MATERIAL TO PROCESS:
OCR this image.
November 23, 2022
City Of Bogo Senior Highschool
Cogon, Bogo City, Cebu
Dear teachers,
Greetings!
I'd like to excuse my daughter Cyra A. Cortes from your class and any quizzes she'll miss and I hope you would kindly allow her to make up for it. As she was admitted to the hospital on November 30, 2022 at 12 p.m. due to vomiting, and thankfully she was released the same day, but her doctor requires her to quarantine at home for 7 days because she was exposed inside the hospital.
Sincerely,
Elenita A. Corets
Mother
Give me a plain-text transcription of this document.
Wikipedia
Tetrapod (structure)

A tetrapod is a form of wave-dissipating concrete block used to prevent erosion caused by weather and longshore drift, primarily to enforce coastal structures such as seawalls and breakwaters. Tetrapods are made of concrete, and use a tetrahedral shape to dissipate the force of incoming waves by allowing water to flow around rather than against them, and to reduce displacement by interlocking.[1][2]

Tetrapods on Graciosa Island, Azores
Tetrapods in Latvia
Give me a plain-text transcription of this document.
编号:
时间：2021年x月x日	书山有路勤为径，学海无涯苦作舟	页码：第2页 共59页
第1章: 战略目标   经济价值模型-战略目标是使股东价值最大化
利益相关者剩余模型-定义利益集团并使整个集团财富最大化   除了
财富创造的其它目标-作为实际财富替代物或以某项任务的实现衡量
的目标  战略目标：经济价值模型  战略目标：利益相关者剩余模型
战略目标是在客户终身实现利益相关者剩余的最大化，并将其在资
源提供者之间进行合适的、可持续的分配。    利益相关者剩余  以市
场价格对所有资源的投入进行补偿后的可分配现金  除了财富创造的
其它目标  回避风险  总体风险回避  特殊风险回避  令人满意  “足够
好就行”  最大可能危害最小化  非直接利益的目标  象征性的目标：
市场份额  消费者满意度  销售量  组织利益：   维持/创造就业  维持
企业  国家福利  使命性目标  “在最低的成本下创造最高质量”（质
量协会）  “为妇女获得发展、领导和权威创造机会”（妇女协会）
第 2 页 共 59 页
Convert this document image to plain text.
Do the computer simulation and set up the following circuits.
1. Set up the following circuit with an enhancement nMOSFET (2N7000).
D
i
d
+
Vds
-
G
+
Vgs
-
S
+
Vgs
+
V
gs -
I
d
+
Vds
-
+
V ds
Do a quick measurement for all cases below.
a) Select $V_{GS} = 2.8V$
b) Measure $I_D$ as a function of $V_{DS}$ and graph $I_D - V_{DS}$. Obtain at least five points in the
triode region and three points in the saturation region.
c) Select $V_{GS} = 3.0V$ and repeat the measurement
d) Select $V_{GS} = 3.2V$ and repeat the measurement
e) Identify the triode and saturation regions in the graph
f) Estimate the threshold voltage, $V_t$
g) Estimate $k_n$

GIVEN PROBLEM:
Take the entries above and transcribe them exactly.

THE RESPONSE:
OCR this image.
November 23, 2022
City Of Bogo Senior Highschool
Cogon, Bogo City, Cebu
Dear teachers,
Greetings!
I'd like to excuse my daughter Cyra A. Cortes from your class and any quizzes she'll miss and I hope you would kindly allow her to make up for it. As she was admitted to the hospital on November 30, 2022 at 12 p.m. due to vomiting, and thankfully she was released the same day, but her doctor requires her to quarantine at home for 7 days because she was exposed inside the hospital.
Sincerely,
Elenita A. Corets
Mother
Give me a plain-text transcription of this document.
Wikipedia
Tetrapod (structure)

A tetrapod is a form of wave-dissipating concrete block used to prevent erosion caused by weather and longshore drift, primarily to enforce coastal structures such as seawalls and breakwaters. Tetrapods are made of concrete, and use a tetrahedral shape to dissipate the force of incoming waves by allowing water to flow around rather than against them, and to reduce displacement by interlocking.[1][2]

Tetrapods on Graciosa Island, Azores
Tetrapods in Latvia
Give me a plain-text transcription of this document.
编号:
时间：2021年x月x日	书山有路勤为径，学海无涯苦作舟	页码：第2页 共59页
第1章: 战略目标   经济价值模型-战略目标是使股东价值最大化
利益相关者剩余模型-定义利益集团并使整个集团财富最大化   除了
财富创造的其它目标-作为实际财富替代物或以某项任务的实现衡量
的目标  战略目标：经济价值模型  战略目标：利益相关者剩余模型
战略目标是在客户终身实现利益相关者剩余的最大化，并将其在资
源提供者之间进行合适的、可持续的分配。    利益相关者剩余  以市
场价格对所有资源的投入进行补偿后的可分配现金  除了财富创造的
其它目标  回避风险  总体风险回避  特殊风险回避  令人满意  “足够
好就行”  最大可能危害最小化  非直接利益的目标  象征性的目标：
市场份额  消费者满意度  销售量  组织利益：   维持/创造就业  维持
企业  国家福利  使命性目标  “在最低的成本下创造最高质量”（质
量协会）  “为妇女获得发展、领导和权威创造机会”（妇女协会）
第 2 页 共 59 页
Convert this document image to plain text.
Do the computer simulation and set up the following circuits.
1. Set up the following circuit with an enhancement nMOSFET (2N7000).
D
i
d
+
Vds
-
G
+
Vgs
-
S
+
Vgs
+
V
gs -
I
d
+
Vds
-
+
V ds
Do a quick measurement for all cases below.
a) Select $V_{GS} = 2.8V$
b) Measure $I_D$ as a function of $V_{DS}$ and graph $I_D - V_{DS}$. Obtain at least five points in the
triode region and three points in the saturation region.
c) Select $V_{GS} = 3.0V$ and repeat the measurement
d) Select $V_{GS} = 3.2V$ and repeat the measurement
e) Identify the triode and saturation regions in the graph
f) Estimate the threshold voltage, $V_t$
g) Estimate $k_n$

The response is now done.